## What this task involves:
Repeat the listing that follows, character for character, minus the pictures.

## Stored data:

※

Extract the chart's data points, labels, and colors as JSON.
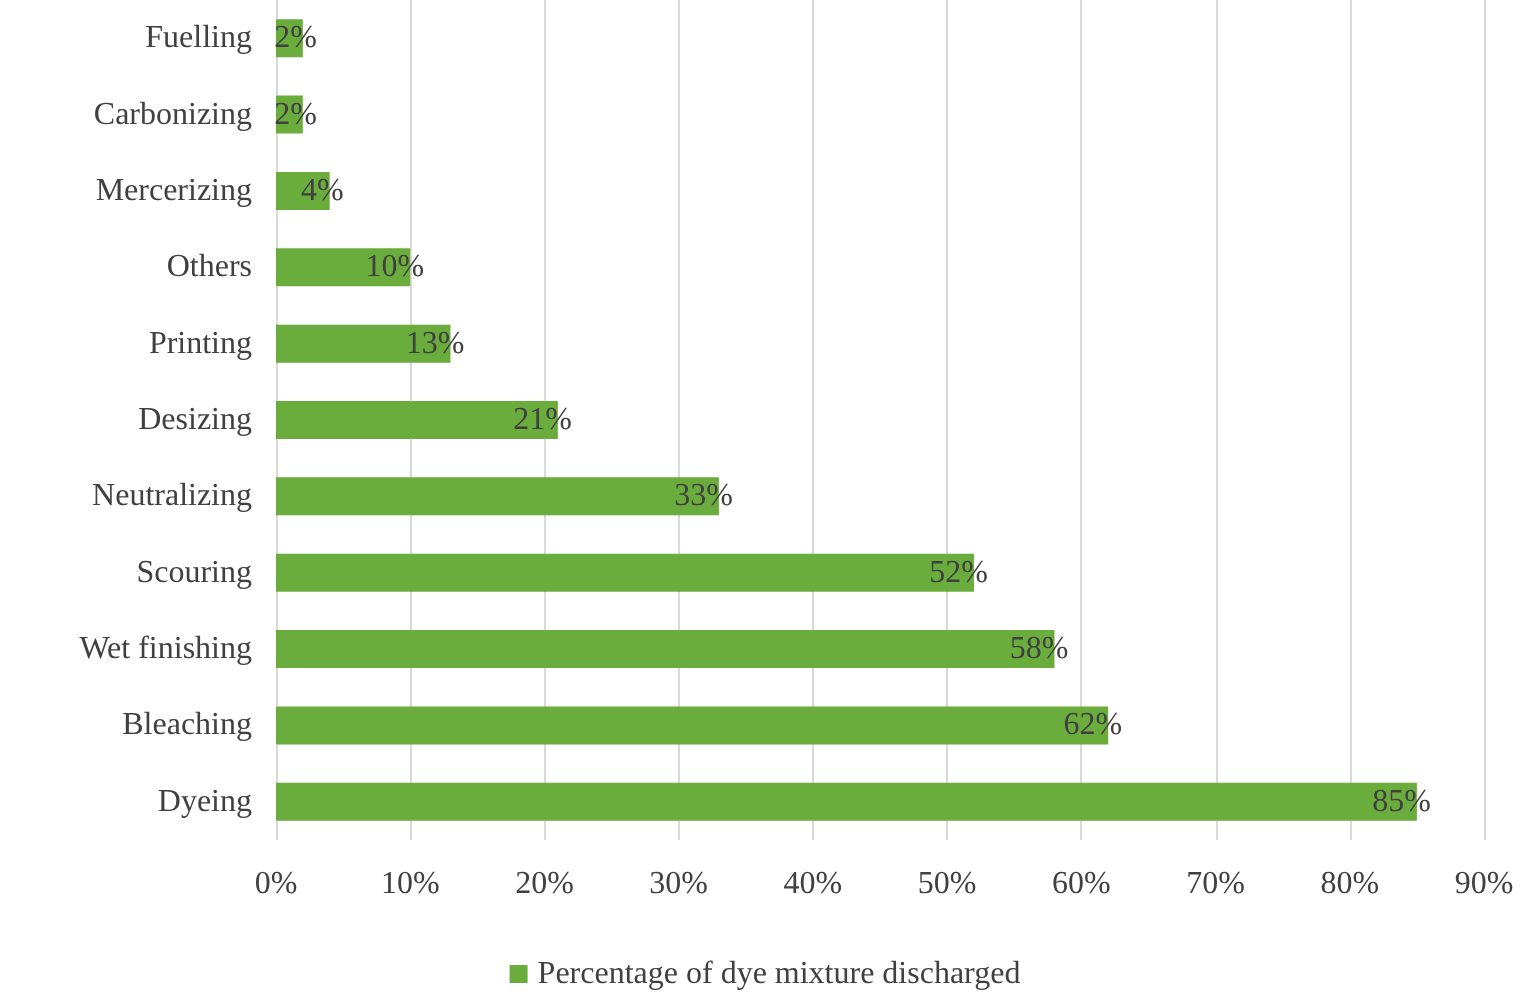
{
  "chart_data": {
    "type": "bar",
    "orientation": "horizontal",
    "categories": [
      "Fuelling",
      "Carbonizing",
      "Mercerizing",
      "Others",
      "Printing",
      "Desizing",
      "Neutralizing",
      "Scouring",
      "Wet finishing",
      "Bleaching",
      "Dyeing"
    ],
    "series": [
      {
        "name": "Percentage of dye mixture discharged",
        "color": "#6aad3d",
        "values": [
          2,
          2,
          4,
          10,
          13,
          21,
          33,
          52,
          58,
          62,
          85
        ],
        "value_labels": [
          "2%",
          "2%",
          "4%",
          "10%",
          "13%",
          "21%",
          "33%",
          "52%",
          "58%",
          "62%",
          "85%"
        ]
      }
    ],
    "xlim": [
      0,
      90
    ],
    "xticks": [
      {
        "value": 0,
        "label": "0%"
      },
      {
        "value": 10,
        "label": "10%"
      },
      {
        "value": 20,
        "label": "20%"
      },
      {
        "value": 30,
        "label": "30%"
      },
      {
        "value": 40,
        "label": "40%"
      },
      {
        "value": 50,
        "label": "50%"
      },
      {
        "value": 60,
        "label": "60%"
      },
      {
        "value": 70,
        "label": "70%"
      },
      {
        "value": 80,
        "label": "80%"
      },
      {
        "value": 90,
        "label": "90%"
      }
    ],
    "grid": "x",
    "legend": "bottom"
  }
}
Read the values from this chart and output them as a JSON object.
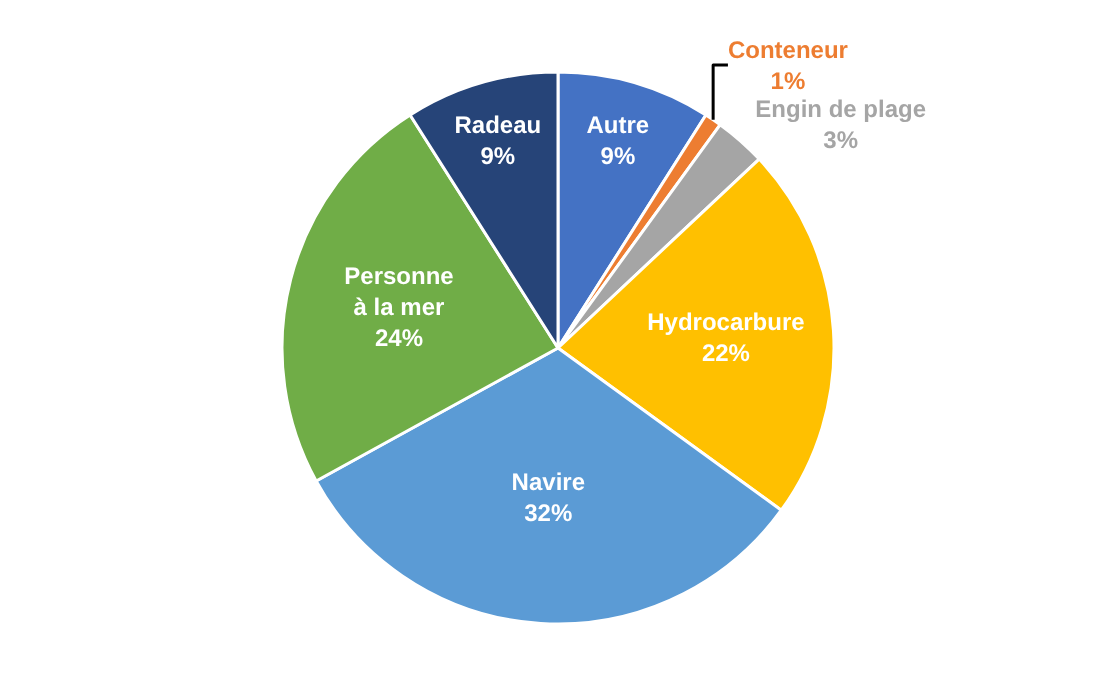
{
  "chart_data": {
    "type": "pie",
    "categories": [
      "Autre",
      "Conteneur",
      "Engin de plage",
      "Hydrocarbure",
      "Navire",
      "Personne à la mer",
      "Radeau"
    ],
    "values": [
      9,
      1,
      3,
      22,
      32,
      24,
      9
    ],
    "colors": [
      "#4472c4",
      "#ed7d31",
      "#a5a5a5",
      "#ffc000",
      "#5b9bd5",
      "#70ad47",
      "#264478"
    ],
    "value_labels": [
      "9%",
      "1%",
      "3%",
      "22%",
      "32%",
      "24%",
      "9%"
    ],
    "legend": false
  }
}
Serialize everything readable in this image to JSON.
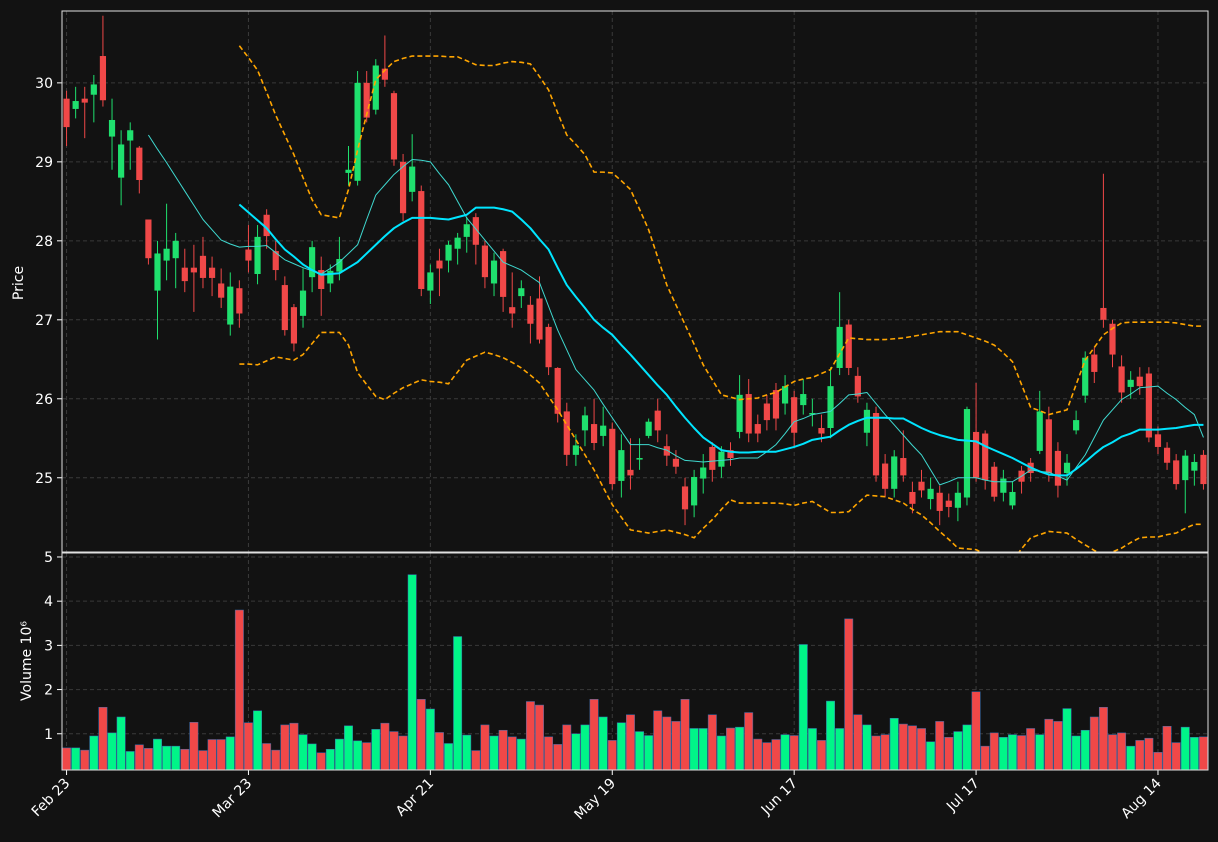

※

## Solution below:
Extract the chart's data points, labels, and colors as JSON.
{
  "chart_data": {
    "type": "bar",
    "orientation": "horizontal",
    "categories": [
      "Fuelling",
      "Carbonizing",
      "Mercerizing",
      "Others",
      "Printing",
      "Desizing",
      "Neutralizing",
      "Scouring",
      "Wet finishing",
      "Bleaching",
      "Dyeing"
    ],
    "series": [
      {
        "name": "Percentage of dye mixture discharged",
        "color": "#6aad3d",
        "values": [
          2,
          2,
          4,
          10,
          13,
          21,
          33,
          52,
          58,
          62,
          85
        ],
        "value_labels": [
          "2%",
          "2%",
          "4%",
          "10%",
          "13%",
          "21%",
          "33%",
          "52%",
          "58%",
          "62%",
          "85%"
        ]
      }
    ],
    "xlim": [
      0,
      90
    ],
    "xticks": [
      {
        "value": 0,
        "label": "0%"
      },
      {
        "value": 10,
        "label": "10%"
      },
      {
        "value": 20,
        "label": "20%"
      },
      {
        "value": 30,
        "label": "30%"
      },
      {
        "value": 40,
        "label": "40%"
      },
      {
        "value": 50,
        "label": "50%"
      },
      {
        "value": 60,
        "label": "60%"
      },
      {
        "value": 70,
        "label": "70%"
      },
      {
        "value": 80,
        "label": "80%"
      },
      {
        "value": 90,
        "label": "90%"
      }
    ],
    "grid": "x",
    "legend": "bottom"
  }
}
Read the values from this chart and output them as a JSON object.
{
  "chart_data": {
    "type": "pie",
    "categories": [
      "Autre",
      "Conteneur",
      "Engin de plage",
      "Hydrocarbure",
      "Navire",
      "Personne à la mer",
      "Radeau"
    ],
    "values": [
      9,
      1,
      3,
      22,
      32,
      24,
      9
    ],
    "colors": [
      "#4472c4",
      "#ed7d31",
      "#a5a5a5",
      "#ffc000",
      "#5b9bd5",
      "#70ad47",
      "#264478"
    ],
    "value_labels": [
      "9%",
      "1%",
      "3%",
      "22%",
      "32%",
      "24%",
      "9%"
    ],
    "legend": false
  }
}
Serialize everything readable in this image to JSON.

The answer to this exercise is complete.